::: SOURCE RECORDS :::
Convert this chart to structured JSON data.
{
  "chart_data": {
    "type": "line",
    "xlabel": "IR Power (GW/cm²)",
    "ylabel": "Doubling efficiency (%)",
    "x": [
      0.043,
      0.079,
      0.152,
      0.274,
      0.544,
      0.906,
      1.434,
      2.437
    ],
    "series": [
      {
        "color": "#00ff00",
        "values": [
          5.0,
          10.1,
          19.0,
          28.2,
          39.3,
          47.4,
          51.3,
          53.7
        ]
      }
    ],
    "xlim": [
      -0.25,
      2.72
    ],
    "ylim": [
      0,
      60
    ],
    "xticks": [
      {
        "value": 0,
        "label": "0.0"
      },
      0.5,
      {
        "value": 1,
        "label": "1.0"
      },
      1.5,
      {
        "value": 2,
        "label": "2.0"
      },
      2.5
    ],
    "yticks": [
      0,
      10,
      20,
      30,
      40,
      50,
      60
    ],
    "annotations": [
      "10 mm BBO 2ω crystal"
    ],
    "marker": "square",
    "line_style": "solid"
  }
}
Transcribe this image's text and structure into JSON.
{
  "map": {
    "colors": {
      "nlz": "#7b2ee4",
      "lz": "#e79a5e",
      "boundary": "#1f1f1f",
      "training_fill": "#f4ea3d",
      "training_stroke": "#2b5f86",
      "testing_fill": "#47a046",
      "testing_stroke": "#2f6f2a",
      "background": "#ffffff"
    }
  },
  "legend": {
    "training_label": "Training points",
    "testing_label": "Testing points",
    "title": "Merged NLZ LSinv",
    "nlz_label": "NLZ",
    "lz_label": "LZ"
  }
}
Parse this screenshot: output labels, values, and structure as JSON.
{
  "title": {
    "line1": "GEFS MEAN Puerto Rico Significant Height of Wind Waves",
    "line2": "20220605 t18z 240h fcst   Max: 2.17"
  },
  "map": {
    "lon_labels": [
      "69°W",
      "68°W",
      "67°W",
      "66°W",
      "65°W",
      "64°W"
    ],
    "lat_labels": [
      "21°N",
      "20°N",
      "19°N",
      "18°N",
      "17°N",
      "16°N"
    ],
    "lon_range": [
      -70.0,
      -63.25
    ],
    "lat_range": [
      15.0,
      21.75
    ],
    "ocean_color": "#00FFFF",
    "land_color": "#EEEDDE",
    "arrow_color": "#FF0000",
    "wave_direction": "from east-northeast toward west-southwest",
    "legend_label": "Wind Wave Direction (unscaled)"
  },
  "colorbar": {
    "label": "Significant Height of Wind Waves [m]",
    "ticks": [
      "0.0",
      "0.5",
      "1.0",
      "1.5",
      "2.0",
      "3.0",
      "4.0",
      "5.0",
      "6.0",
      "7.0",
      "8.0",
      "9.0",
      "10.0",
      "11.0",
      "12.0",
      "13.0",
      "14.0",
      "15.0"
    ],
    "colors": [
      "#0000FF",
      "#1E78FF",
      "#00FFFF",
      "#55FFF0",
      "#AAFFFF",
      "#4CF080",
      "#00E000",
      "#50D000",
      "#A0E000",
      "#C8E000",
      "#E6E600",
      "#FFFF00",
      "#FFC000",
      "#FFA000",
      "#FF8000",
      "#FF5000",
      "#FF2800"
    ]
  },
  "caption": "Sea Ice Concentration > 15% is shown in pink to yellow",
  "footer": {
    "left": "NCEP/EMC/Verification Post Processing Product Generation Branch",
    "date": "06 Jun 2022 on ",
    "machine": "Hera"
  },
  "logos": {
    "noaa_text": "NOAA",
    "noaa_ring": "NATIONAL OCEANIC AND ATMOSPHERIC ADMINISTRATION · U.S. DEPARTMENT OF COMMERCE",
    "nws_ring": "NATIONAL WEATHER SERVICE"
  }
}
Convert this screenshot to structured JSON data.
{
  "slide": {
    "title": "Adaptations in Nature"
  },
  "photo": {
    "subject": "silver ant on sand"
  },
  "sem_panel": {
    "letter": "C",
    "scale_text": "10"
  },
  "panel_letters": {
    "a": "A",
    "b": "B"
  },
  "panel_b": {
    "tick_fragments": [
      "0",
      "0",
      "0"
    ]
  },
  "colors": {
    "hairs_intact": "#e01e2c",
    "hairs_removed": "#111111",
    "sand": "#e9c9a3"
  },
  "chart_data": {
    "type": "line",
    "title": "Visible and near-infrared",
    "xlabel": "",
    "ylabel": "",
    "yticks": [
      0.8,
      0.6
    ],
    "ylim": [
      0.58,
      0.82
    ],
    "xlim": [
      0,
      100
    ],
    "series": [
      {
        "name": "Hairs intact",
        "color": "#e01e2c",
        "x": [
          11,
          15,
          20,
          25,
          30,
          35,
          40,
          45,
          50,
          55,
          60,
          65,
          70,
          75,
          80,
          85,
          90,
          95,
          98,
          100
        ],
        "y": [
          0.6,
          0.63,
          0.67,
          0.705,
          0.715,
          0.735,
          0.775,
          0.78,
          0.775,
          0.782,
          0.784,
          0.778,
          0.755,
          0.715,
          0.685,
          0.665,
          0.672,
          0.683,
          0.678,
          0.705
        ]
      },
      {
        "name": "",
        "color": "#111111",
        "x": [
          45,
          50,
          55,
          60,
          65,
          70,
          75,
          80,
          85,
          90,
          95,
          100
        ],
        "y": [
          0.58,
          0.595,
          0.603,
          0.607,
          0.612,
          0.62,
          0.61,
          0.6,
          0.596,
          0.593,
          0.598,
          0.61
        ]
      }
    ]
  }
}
:::
• _PROBLEM REQUIREMENTS_
Where does the word "Height" appear? Return each line that holds it.

• _CORRECT RESULT_
    "line1": "GEFS MEAN Puerto Rico Significant Height of Wind Waves",
    "label": "Significant Height of Wind Waves [m]",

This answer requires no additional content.